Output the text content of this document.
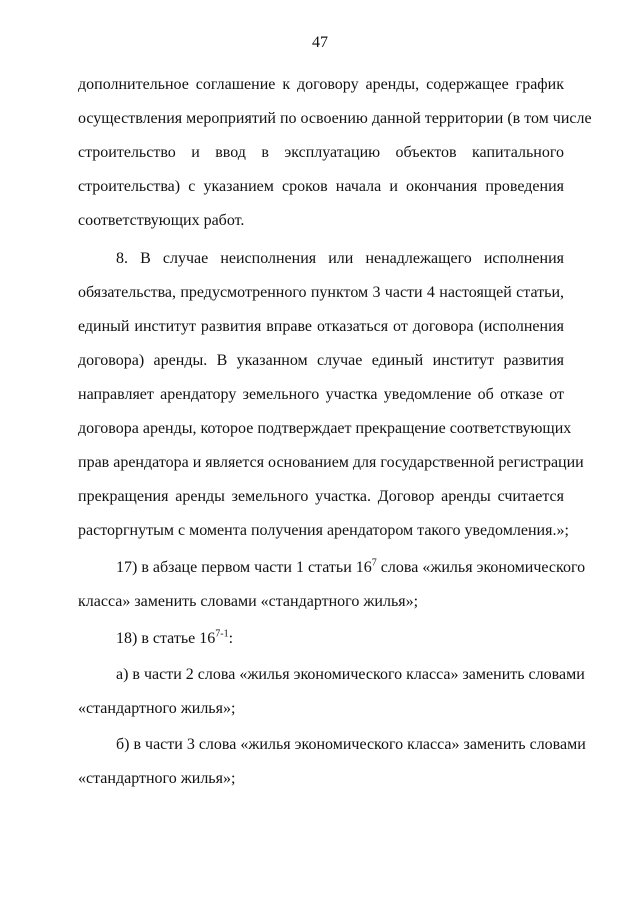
47
дополнительное соглашение к договору аренды, содержащее график
осуществления мероприятий по освоению данной территории (в том числе
строительство и ввод в эксплуатацию объектов капитального
строительства) с указанием сроков начала и окончания проведения
соответствующих работ.
8. В случае неисполнения или ненадлежащего исполнения
обязательства, предусмотренного пунктом 3 части 4 настоящей статьи,
единый институт развития вправе отказаться от договора (исполнения
договора) аренды. В указанном случае единый институт развития
направляет арендатору земельного участка уведомление об отказе от
договора аренды, которое подтверждает прекращение соответствующих
прав арендатора и является основанием для государственной регистрации
прекращения аренды земельного участка. Договор аренды считается
расторгнутым с момента получения арендатором такого уведомления.»;
17) в абзаце первом части 1 статьи $16^7$ слова «жилья экономического
класса» заменить словами «стандартного жилья»;
18) в статье 16$^{7-1}$:
а) в части 2 слова «жилья экономического класса» заменить словами
«стандартного жилья»;
б) в части 3 слова «жилья экономического класса» заменить словами
«стандартного жилья»;
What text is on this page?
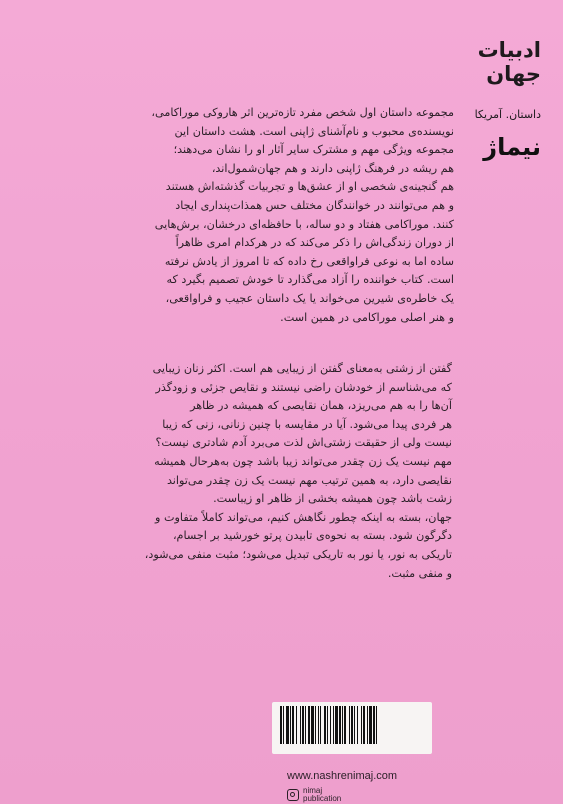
ادبیات
جهان
داستان. آمریکا
نیماژ
مجموعه داستان اول شخص مفرد تازه‌ترین اثر هاروکی موراکامی،
نویسنده‌ی محبوب و نام‌آشنای ژاپنی است. هشت داستان این
مجموعه ویژگی مهم و مشترک سایر آثار او را نشان می‌دهند؛
هم ریشه در فرهنگ ژاپنی دارند و هم جهان‌شمول‌اند،
هم گنجینه‌ی شخصی او از عشق‌ها و تجربیات گذشته‌اش هستند
و هم می‌توانند در خوانندگان مختلف حس همذات‌پنداری ایجاد
کنند. موراکامی هفتاد و دو ساله، با حافظه‌ای درخشان، برش‌هایی
از دوران زندگی‌اش را ذکر می‌کند که در هرکدام امری ظاهراً
ساده اما به نوعی فراواقعی رخ داده که تا امروز از یادش نرفته
است. کتاب خواننده را آزاد می‌گذارد تا خودش تصمیم بگیرد که
یک خاطره‌ی شیرین می‌خواند یا یک داستان عجیب و فراواقعی،
و هنر اصلی موراکامی در همین است.
گفتن از زشتی به‌معنای گفتن از زیبایی هم است. اکثر زنان زیبایی
که می‌شناسم از خودشان راضی نیستند و نقایص جزئی و زودگذر
آن‌ها را به هم می‌ریزد، همان نقایصی که همیشه در ظاهر
هر فردی پیدا می‌شود. آیا در مقایسه با چنین زنانی، زنی که زیبا
نیست ولی از حقیقت زشتی‌اش لذت می‌برد آدم شادتری نیست؟
مهم نیست یک زن چقدر می‌تواند زیبا باشد چون به‌هرحال همیشه
نقایصی دارد، به همین ترتیب مهم نیست یک زن چقدر می‌تواند
زشت باشد چون همیشه بخشی از ظاهر او زیباست.
جهان، بسته به اینکه چطور نگاهش کنیم، می‌تواند کاملاً متفاوت و
دگرگون شود. بسته به نحوه‌ی تابیدن پرتو خورشید بر اجسام،
تاریکی به نور، یا نور به تاریکی تبدیل می‌شود؛ مثبت منفی می‌شود،
و منفی مثبت.
www.nashrenimaj.com
nimaj
publication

Problem to work on
Reproduce the entries above exactly. Do not include the images.

Response for this exercise
Output the text content of this document.
47
дополнительное соглашение к договору аренды, содержащее график
осуществления мероприятий по освоению данной территории (в том числе
строительство и ввод в эксплуатацию объектов капитального
строительства) с указанием сроков начала и окончания проведения
соответствующих работ.
8. В случае неисполнения или ненадлежащего исполнения
обязательства, предусмотренного пунктом 3 части 4 настоящей статьи,
единый институт развития вправе отказаться от договора (исполнения
договора) аренды. В указанном случае единый институт развития
направляет арендатору земельного участка уведомление об отказе от
договора аренды, которое подтверждает прекращение соответствующих
прав арендатора и является основанием для государственной регистрации
прекращения аренды земельного участка. Договор аренды считается
расторгнутым с момента получения арендатором такого уведомления.»;
17) в абзаце первом части 1 статьи $16^7$ слова «жилья экономического
класса» заменить словами «стандартного жилья»;
18) в статье 16$^{7-1}$:
а) в части 2 слова «жилья экономического класса» заменить словами
«стандартного жилья»;
б) в части 3 слова «жилья экономического класса» заменить словами
«стандартного жилья»;
What text is on this page?
ادبیات
جهان
داستان. آمریکا
نیماژ
مجموعه داستان اول شخص مفرد تازه‌ترین اثر هاروکی موراکامی،
نویسنده‌ی محبوب و نام‌آشنای ژاپنی است. هشت داستان این
مجموعه ویژگی مهم و مشترک سایر آثار او را نشان می‌دهند؛
هم ریشه در فرهنگ ژاپنی دارند و هم جهان‌شمول‌اند،
هم گنجینه‌ی شخصی او از عشق‌ها و تجربیات گذشته‌اش هستند
و هم می‌توانند در خوانندگان مختلف حس همذات‌پنداری ایجاد
کنند. موراکامی هفتاد و دو ساله، با حافظه‌ای درخشان، برش‌هایی
از دوران زندگی‌اش را ذکر می‌کند که در هرکدام امری ظاهراً
ساده اما به نوعی فراواقعی رخ داده که تا امروز از یادش نرفته
است. کتاب خواننده را آزاد می‌گذارد تا خودش تصمیم بگیرد که
یک خاطره‌ی شیرین می‌خواند یا یک داستان عجیب و فراواقعی،
و هنر اصلی موراکامی در همین است.
گفتن از زشتی به‌معنای گفتن از زیبایی هم است. اکثر زنان زیبایی
که می‌شناسم از خودشان راضی نیستند و نقایص جزئی و زودگذر
آن‌ها را به هم می‌ریزد، همان نقایصی که همیشه در ظاهر
هر فردی پیدا می‌شود. آیا در مقایسه با چنین زنانی، زنی که زیبا
نیست ولی از حقیقت زشتی‌اش لذت می‌برد آدم شادتری نیست؟
مهم نیست یک زن چقدر می‌تواند زیبا باشد چون به‌هرحال همیشه
نقایصی دارد، به همین ترتیب مهم نیست یک زن چقدر می‌تواند
زشت باشد چون همیشه بخشی از ظاهر او زیباست.
جهان، بسته به اینکه چطور نگاهش کنیم، می‌تواند کاملاً متفاوت و
دگرگون شود. بسته به نحوه‌ی تابیدن پرتو خورشید بر اجسام،
تاریکی به نور، یا نور به تاریکی تبدیل می‌شود؛ مثبت منفی می‌شود،
و منفی مثبت.
www.nashrenimaj.com
nimaj
publication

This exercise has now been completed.